* [Goal]
Make an exact copy of the records, dropping all pictures.

* [Dataset rows]
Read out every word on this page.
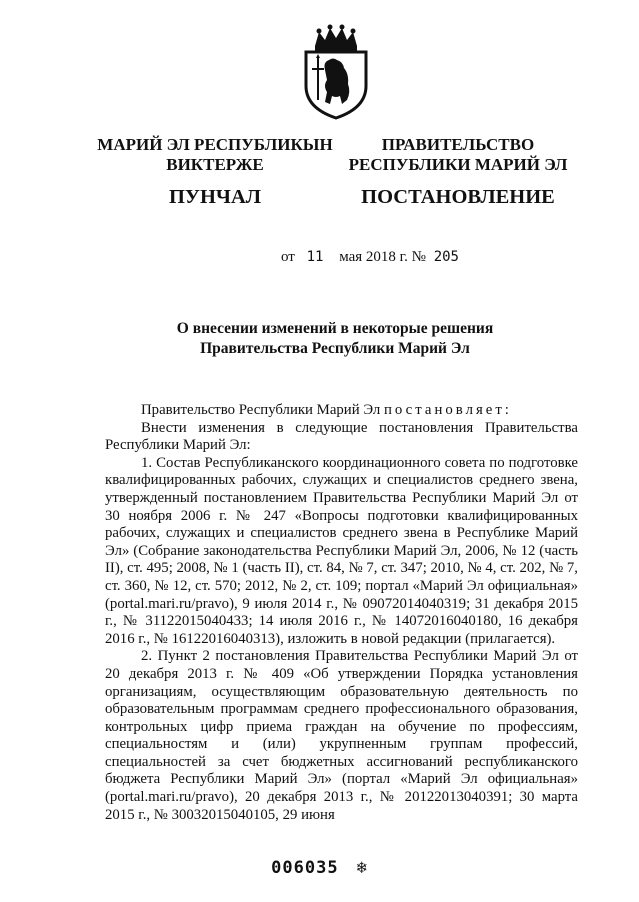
МАРИЙ ЭЛ РЕСПУБЛИКЫН
ВИКТЕРЖЕ
ПУНЧАЛ
ПРАВИТЕЛЬСТВО
РЕСПУБЛИКИ МАРИЙ ЭЛ
ПОСТАНОВЛЕНИЕ
от 11 мая 2018 г. № 205
О внесении изменений в некоторые решения
Правительства Республики Марий Эл

Правительство Республики Марий Эл постановляет:

Внести изменения в следующие постановления Правительства Республики Марий Эл:

1. Состав Республиканского координационного совета по подготовке квалифицированных рабочих, служащих и специалистов среднего звена, утвержденный постановлением Правительства Республики Марий Эл от 30 ноября 2006 г. № 247 «Вопросы подготовки квалифицированных рабочих, служащих и специалистов среднего звена в Республике Марий Эл» (Собрание законодательства Республики Марий Эл, 2006, № 12 (часть II), ст. 495; 2008, № 1 (часть II), ст. 84, № 7, ст. 347; 2010, № 4, ст. 202, № 7, ст. 360, № 12, ст. 570; 2012, № 2, ст. 109; портал «Марий Эл официальная» (portal.mari.ru/pravo), 9 июля 2014 г., № 09072014040319; 31 декабря 2015 г., № 31122015040433; 14 июля 2016 г., № 14072016040180, 16 декабря 2016 г., № 16122016040313), изложить в новой редакции (прилагается).

2. Пункт 2 постановления Правительства Республики Марий Эл от 20 декабря 2013 г. № 409 «Об утверждении Порядка установления организациям, осуществляющим образовательную деятельность по образовательным программам среднего профессионального образования, контрольных цифр приема граждан на обучение по профессиям, специальностям и (или) укрупненным группам профессий, специальностей за счет бюджетных ассигнований республиканского бюджета Республики Марий Эл» (портал «Марий Эл официальная» (portal.mari.ru/pravo), 20 декабря 2013 г., № 20122013040391; 30 марта 2015 г., № 30032015040105, 29 июня

006035 ❄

* [Response]
Read out every word on this page.
МАРИЙ ЭЛ РЕСПУБЛИКЫН
ВИКТЕРЖЕ
ПУНЧАЛ
ПРАВИТЕЛЬСТВО
РЕСПУБЛИКИ МАРИЙ ЭЛ
ПОСТАНОВЛЕНИЕ
от 11 мая 2018 г. № 205
О внесении изменений в некоторые решения
Правительства Республики Марий Эл

Правительство Республики Марий Эл постановляет:

Внести изменения в следующие постановления Правительства Республики Марий Эл:

1. Состав Республиканского координационного совета по подготовке квалифицированных рабочих, служащих и специалистов среднего звена, утвержденный постановлением Правительства Республики Марий Эл от 30 ноября 2006 г. № 247 «Вопросы подготовки квалифицированных рабочих, служащих и специалистов среднего звена в Республике Марий Эл» (Собрание законодательства Республики Марий Эл, 2006, № 12 (часть II), ст. 495; 2008, № 1 (часть II), ст. 84, № 7, ст. 347; 2010, № 4, ст. 202, № 7, ст. 360, № 12, ст. 570; 2012, № 2, ст. 109; портал «Марий Эл официальная» (portal.mari.ru/pravo), 9 июля 2014 г., № 09072014040319; 31 декабря 2015 г., № 31122015040433; 14 июля 2016 г., № 14072016040180, 16 декабря 2016 г., № 16122016040313), изложить в новой редакции (прилагается).

2. Пункт 2 постановления Правительства Республики Марий Эл от 20 декабря 2013 г. № 409 «Об утверждении Порядка установления организациям, осуществляющим образовательную деятельность по образовательным программам среднего профессионального образования, контрольных цифр приема граждан на обучение по профессиям, специальностям и (или) укрупненным группам профессий, специальностей за счет бюджетных ассигнований республиканского бюджета Республики Марий Эл» (портал «Марий Эл официальная» (portal.mari.ru/pravo), 20 декабря 2013 г., № 20122013040391; 30 марта 2015 г., № 30032015040105, 29 июня

006035 ❄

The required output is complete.